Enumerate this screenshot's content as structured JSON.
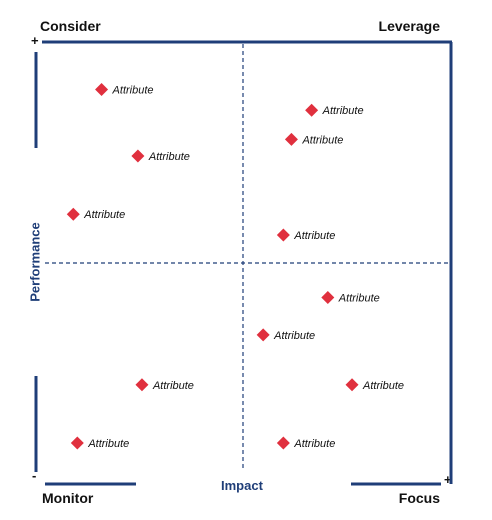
{
  "quadrant_labels": {
    "top_left": "Consider",
    "top_right": "Leverage",
    "bottom_left": "Monitor",
    "bottom_right": "Focus"
  },
  "signs": {
    "top": "+",
    "bottom_left": "-",
    "bottom_right": "+"
  },
  "colors": {
    "axis": "#1f3e78",
    "marker": "#e0303e"
  },
  "chart_data": {
    "type": "scatter",
    "title": "",
    "xlabel": "Impact",
    "ylabel": "Performance",
    "xlim": [
      0,
      10
    ],
    "ylim": [
      0,
      10
    ],
    "dividers": {
      "x": 5,
      "y": 5
    },
    "marker": "diamond",
    "points": [
      {
        "x": 1.4,
        "y": 9.1,
        "label": "Attribute"
      },
      {
        "x": 2.3,
        "y": 7.5,
        "label": "Attribute"
      },
      {
        "x": 0.7,
        "y": 6.1,
        "label": "Attribute"
      },
      {
        "x": 6.6,
        "y": 8.6,
        "label": "Attribute"
      },
      {
        "x": 6.1,
        "y": 7.9,
        "label": "Attribute"
      },
      {
        "x": 5.9,
        "y": 5.6,
        "label": "Attribute"
      },
      {
        "x": 7.0,
        "y": 4.1,
        "label": "Attribute"
      },
      {
        "x": 5.4,
        "y": 3.2,
        "label": "Attribute"
      },
      {
        "x": 2.4,
        "y": 2.0,
        "label": "Attribute"
      },
      {
        "x": 7.6,
        "y": 2.0,
        "label": "Attribute"
      },
      {
        "x": 0.8,
        "y": 0.6,
        "label": "Attribute"
      },
      {
        "x": 5.9,
        "y": 0.6,
        "label": "Attribute"
      }
    ]
  }
}
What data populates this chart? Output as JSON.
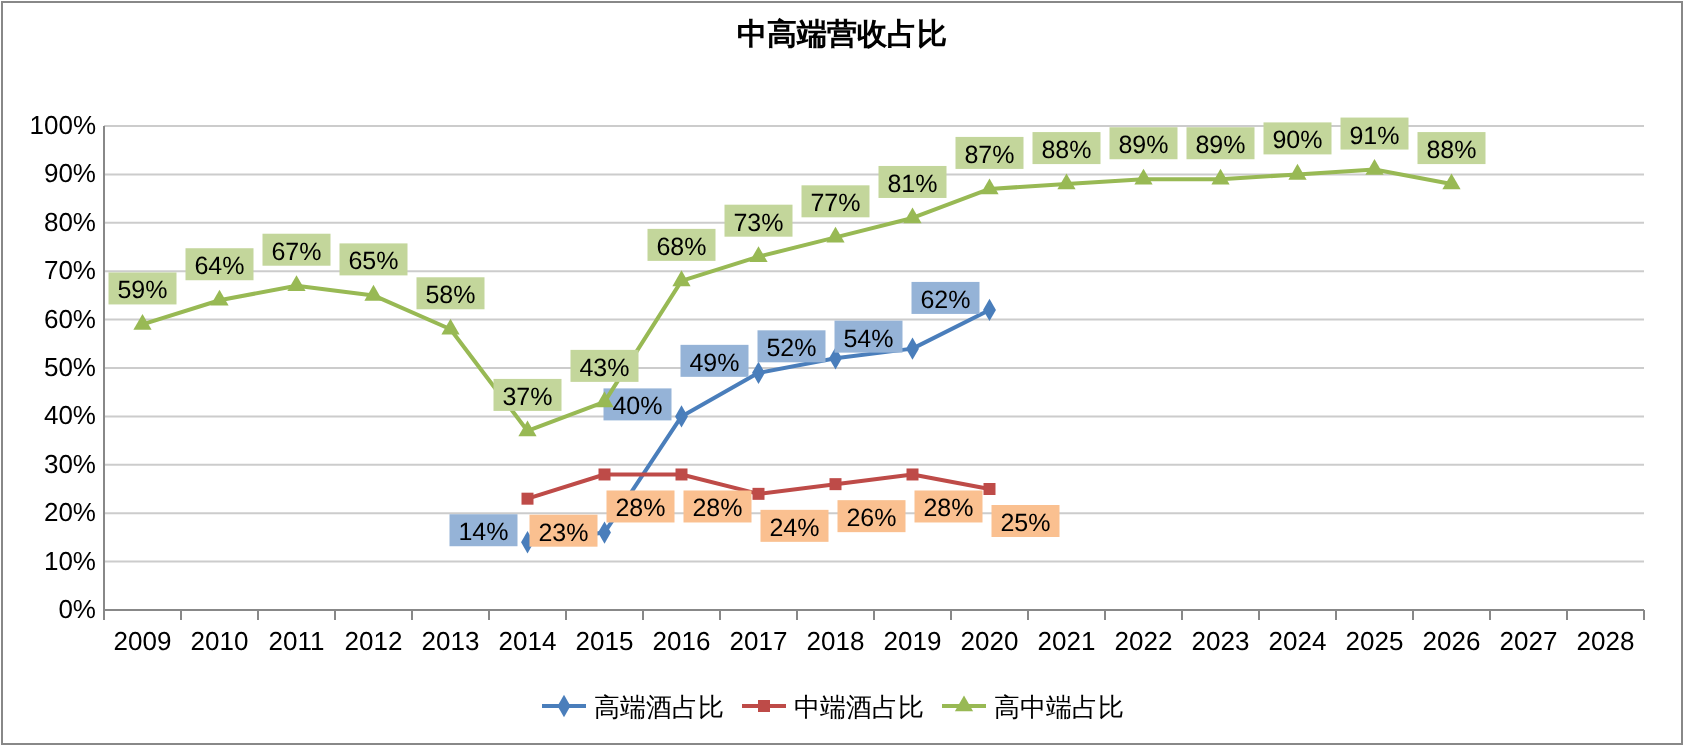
{
  "chart_data": {
    "type": "line",
    "title": "中高端营收占比",
    "categories": [
      "2009",
      "2010",
      "2011",
      "2012",
      "2013",
      "2014",
      "2015",
      "2016",
      "2017",
      "2018",
      "2019",
      "2020",
      "2021",
      "2022",
      "2023",
      "2024",
      "2025",
      "2026",
      "2027",
      "2028"
    ],
    "series": [
      {
        "name": "高端酒占比",
        "color": "#4a7ebb",
        "marker": "diamond",
        "values": [
          null,
          null,
          null,
          null,
          null,
          14,
          16,
          40,
          49,
          52,
          54,
          62,
          null,
          null,
          null,
          null,
          null,
          null,
          null,
          null
        ],
        "value_labels": [
          null,
          null,
          null,
          null,
          null,
          "14%",
          null,
          "40%",
          "49%",
          "52%",
          "54%",
          "62%",
          null,
          null,
          null,
          null,
          null,
          null,
          null,
          null
        ]
      },
      {
        "name": "中端酒占比",
        "color": "#be4b48",
        "marker": "square",
        "values": [
          null,
          null,
          null,
          null,
          null,
          23,
          28,
          28,
          24,
          26,
          28,
          25,
          null,
          null,
          null,
          null,
          null,
          null,
          null,
          null
        ],
        "value_labels": [
          null,
          null,
          null,
          null,
          null,
          "23%",
          "28%",
          "28%",
          "24%",
          "26%",
          "28%",
          "25%",
          null,
          null,
          null,
          null,
          null,
          null,
          null,
          null
        ]
      },
      {
        "name": "高中端占比",
        "color": "#98b954",
        "marker": "triangle",
        "values": [
          59,
          64,
          67,
          65,
          58,
          37,
          43,
          68,
          73,
          77,
          81,
          87,
          88,
          89,
          89,
          90,
          91,
          88,
          null,
          null
        ],
        "value_labels": [
          "59%",
          "64%",
          "67%",
          "65%",
          "58%",
          "37%",
          "43%",
          "68%",
          "73%",
          "77%",
          "81%",
          "87%",
          "88%",
          "89%",
          "89%",
          "90%",
          "91%",
          "88%",
          null,
          null
        ]
      }
    ],
    "ylim": [
      0,
      100
    ],
    "yticks": [
      {
        "value": 0,
        "label": "0%"
      },
      {
        "value": 10,
        "label": "10%"
      },
      {
        "value": 20,
        "label": "20%"
      },
      {
        "value": 30,
        "label": "30%"
      },
      {
        "value": 40,
        "label": "40%"
      },
      {
        "value": 50,
        "label": "50%"
      },
      {
        "value": 60,
        "label": "60%"
      },
      {
        "value": 70,
        "label": "70%"
      },
      {
        "value": 80,
        "label": "80%"
      },
      {
        "value": 90,
        "label": "90%"
      },
      {
        "value": 100,
        "label": "100%"
      }
    ],
    "grid": "y",
    "legend": "bottom",
    "line_style": "solid"
  }
}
----
**To be done:** Copy all lines from the data that hold the word "marker".

**Exercise answer:**
    "marker": "#e0303e"
    "marker": "diamond",
        "marker": "diamond",
        "marker": "square",
        "marker": "triangle",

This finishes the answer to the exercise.